## Work to complete:
Copy out all the records exactly.

━━━━━━━━

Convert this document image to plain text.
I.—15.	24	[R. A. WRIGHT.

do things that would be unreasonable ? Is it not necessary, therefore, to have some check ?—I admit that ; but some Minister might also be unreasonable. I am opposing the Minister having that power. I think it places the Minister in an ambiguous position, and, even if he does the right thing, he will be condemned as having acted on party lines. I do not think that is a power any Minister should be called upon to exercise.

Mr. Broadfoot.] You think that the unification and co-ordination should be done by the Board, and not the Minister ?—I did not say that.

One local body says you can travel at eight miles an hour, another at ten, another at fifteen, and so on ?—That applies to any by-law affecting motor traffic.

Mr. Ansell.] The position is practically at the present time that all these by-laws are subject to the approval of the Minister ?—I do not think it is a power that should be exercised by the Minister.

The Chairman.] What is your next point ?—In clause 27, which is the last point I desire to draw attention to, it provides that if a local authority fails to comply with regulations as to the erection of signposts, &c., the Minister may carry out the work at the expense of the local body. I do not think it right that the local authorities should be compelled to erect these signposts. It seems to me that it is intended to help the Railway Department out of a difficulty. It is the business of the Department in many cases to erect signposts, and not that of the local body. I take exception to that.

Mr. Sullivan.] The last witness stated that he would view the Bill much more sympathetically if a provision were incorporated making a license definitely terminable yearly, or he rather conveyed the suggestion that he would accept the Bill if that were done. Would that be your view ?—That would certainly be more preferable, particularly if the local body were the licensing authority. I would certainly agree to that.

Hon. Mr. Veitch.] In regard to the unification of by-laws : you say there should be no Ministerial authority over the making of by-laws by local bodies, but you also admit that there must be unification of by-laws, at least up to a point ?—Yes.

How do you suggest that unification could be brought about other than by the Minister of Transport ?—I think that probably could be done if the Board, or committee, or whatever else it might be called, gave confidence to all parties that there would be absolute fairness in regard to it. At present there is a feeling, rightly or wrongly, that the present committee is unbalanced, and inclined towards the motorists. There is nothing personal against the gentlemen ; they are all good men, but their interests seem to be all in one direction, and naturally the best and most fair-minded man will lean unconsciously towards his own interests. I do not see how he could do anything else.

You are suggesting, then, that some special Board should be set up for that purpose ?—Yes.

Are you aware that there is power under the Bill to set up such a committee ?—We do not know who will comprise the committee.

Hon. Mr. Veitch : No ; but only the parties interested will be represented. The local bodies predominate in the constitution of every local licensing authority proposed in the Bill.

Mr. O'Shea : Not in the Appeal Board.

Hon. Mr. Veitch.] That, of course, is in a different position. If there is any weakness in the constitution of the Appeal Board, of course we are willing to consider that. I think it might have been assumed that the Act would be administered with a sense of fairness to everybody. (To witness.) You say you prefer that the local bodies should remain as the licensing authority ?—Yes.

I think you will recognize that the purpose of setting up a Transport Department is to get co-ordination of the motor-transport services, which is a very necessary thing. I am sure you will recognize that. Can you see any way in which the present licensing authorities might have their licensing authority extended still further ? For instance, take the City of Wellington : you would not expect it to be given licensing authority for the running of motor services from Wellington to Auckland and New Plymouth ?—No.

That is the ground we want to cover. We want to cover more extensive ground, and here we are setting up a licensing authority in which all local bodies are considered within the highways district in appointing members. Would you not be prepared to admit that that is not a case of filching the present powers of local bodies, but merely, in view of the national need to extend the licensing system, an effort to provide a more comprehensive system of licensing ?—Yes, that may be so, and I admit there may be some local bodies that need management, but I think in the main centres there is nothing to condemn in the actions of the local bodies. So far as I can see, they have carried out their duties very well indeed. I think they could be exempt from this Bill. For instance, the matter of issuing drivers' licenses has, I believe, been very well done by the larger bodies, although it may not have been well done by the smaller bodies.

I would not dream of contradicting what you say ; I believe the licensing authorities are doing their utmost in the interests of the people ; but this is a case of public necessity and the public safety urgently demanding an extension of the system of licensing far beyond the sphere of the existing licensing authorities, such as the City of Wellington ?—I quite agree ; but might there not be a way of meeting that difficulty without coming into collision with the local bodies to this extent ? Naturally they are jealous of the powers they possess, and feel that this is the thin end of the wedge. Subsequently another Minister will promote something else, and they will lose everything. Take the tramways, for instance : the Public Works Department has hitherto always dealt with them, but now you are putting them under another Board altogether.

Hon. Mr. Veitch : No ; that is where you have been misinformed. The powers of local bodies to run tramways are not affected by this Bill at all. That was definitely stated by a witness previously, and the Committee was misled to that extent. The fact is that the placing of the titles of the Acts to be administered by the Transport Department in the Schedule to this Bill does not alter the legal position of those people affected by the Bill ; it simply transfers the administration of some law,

━━━━━━━━

## Response to the exercise:
Convert this document image to plain text.
I.—15.	24	[R. A. WRIGHT.

do things that would be unreasonable ? Is it not necessary, therefore, to have some check ?—I admit that ; but some Minister might also be unreasonable. I am opposing the Minister having that power. I think it places the Minister in an ambiguous position, and, even if he does the right thing, he will be condemned as having acted on party lines. I do not think that is a power any Minister should be called upon to exercise.

Mr. Broadfoot.] You think that the unification and co-ordination should be done by the Board, and not the Minister ?—I did not say that.

One local body says you can travel at eight miles an hour, another at ten, another at fifteen, and so on ?—That applies to any by-law affecting motor traffic.

Mr. Ansell.] The position is practically at the present time that all these by-laws are subject to the approval of the Minister ?—I do not think it is a power that should be exercised by the Minister.

The Chairman.] What is your next point ?—In clause 27, which is the last point I desire to draw attention to, it provides that if a local authority fails to comply with regulations as to the erection of signposts, &c., the Minister may carry out the work at the expense of the local body. I do not think it right that the local authorities should be compelled to erect these signposts. It seems to me that it is intended to help the Railway Department out of a difficulty. It is the business of the Department in many cases to erect signposts, and not that of the local body. I take exception to that.

Mr. Sullivan.] The last witness stated that he would view the Bill much more sympathetically if a provision were incorporated making a license definitely terminable yearly, or he rather conveyed the suggestion that he would accept the Bill if that were done. Would that be your view ?—That would certainly be more preferable, particularly if the local body were the licensing authority. I would certainly agree to that.

Hon. Mr. Veitch.] In regard to the unification of by-laws : you say there should be no Ministerial authority over the making of by-laws by local bodies, but you also admit that there must be unification of by-laws, at least up to a point ?—Yes.

How do you suggest that unification could be brought about other than by the Minister of Transport ?—I think that probably could be done if the Board, or committee, or whatever else it might be called, gave confidence to all parties that there would be absolute fairness in regard to it. At present there is a feeling, rightly or wrongly, that the present committee is unbalanced, and inclined towards the motorists. There is nothing personal against the gentlemen ; they are all good men, but their interests seem to be all in one direction, and naturally the best and most fair-minded man will lean unconsciously towards his own interests. I do not see how he could do anything else.

You are suggesting, then, that some special Board should be set up for that purpose ?—Yes.

Are you aware that there is power under the Bill to set up such a committee ?—We do not know who will comprise the committee.

Hon. Mr. Veitch : No ; but only the parties interested will be represented. The local bodies predominate in the constitution of every local licensing authority proposed in the Bill.

Mr. O'Shea : Not in the Appeal Board.

Hon. Mr. Veitch.] That, of course, is in a different position. If there is any weakness in the constitution of the Appeal Board, of course we are willing to consider that. I think it might have been assumed that the Act would be administered with a sense of fairness to everybody. (To witness.) You say you prefer that the local bodies should remain as the licensing authority ?—Yes.

I think you will recognize that the purpose of setting up a Transport Department is to get co-ordination of the motor-transport services, which is a very necessary thing. I am sure you will recognize that. Can you see any way in which the present licensing authorities might have their licensing authority extended still further ? For instance, take the City of Wellington : you would not expect it to be given licensing authority for the running of motor services from Wellington to Auckland and New Plymouth ?—No.

That is the ground we want to cover. We want to cover more extensive ground, and here we are setting up a licensing authority in which all local bodies are considered within the highways district in appointing members. Would you not be prepared to admit that that is not a case of filching the present powers of local bodies, but merely, in view of the national need to extend the licensing system, an effort to provide a more comprehensive system of licensing ?—Yes, that may be so, and I admit there may be some local bodies that need management, but I think in the main centres there is nothing to condemn in the actions of the local bodies. So far as I can see, they have carried out their duties very well indeed. I think they could be exempt from this Bill. For instance, the matter of issuing drivers' licenses has, I believe, been very well done by the larger bodies, although it may not have been well done by the smaller bodies.

I would not dream of contradicting what you say ; I believe the licensing authorities are doing their utmost in the interests of the people ; but this is a case of public necessity and the public safety urgently demanding an extension of the system of licensing far beyond the sphere of the existing licensing authorities, such as the City of Wellington ?—I quite agree ; but might there not be a way of meeting that difficulty without coming into collision with the local bodies to this extent ? Naturally they are jealous of the powers they possess, and feel that this is the thin end of the wedge. Subsequently another Minister will promote something else, and they will lose everything. Take the tramways, for instance : the Public Works Department has hitherto always dealt with them, but now you are putting them under another Board altogether.

Hon. Mr. Veitch : No ; that is where you have been misinformed. The powers of local bodies to run tramways are not affected by this Bill at all. That was definitely stated by a witness previously, and the Committee was misled to that extent. The fact is that the placing of the titles of the Acts to be administered by the Transport Department in the Schedule to this Bill does not alter the legal position of those people affected by the Bill ; it simply transfers the administration of some law,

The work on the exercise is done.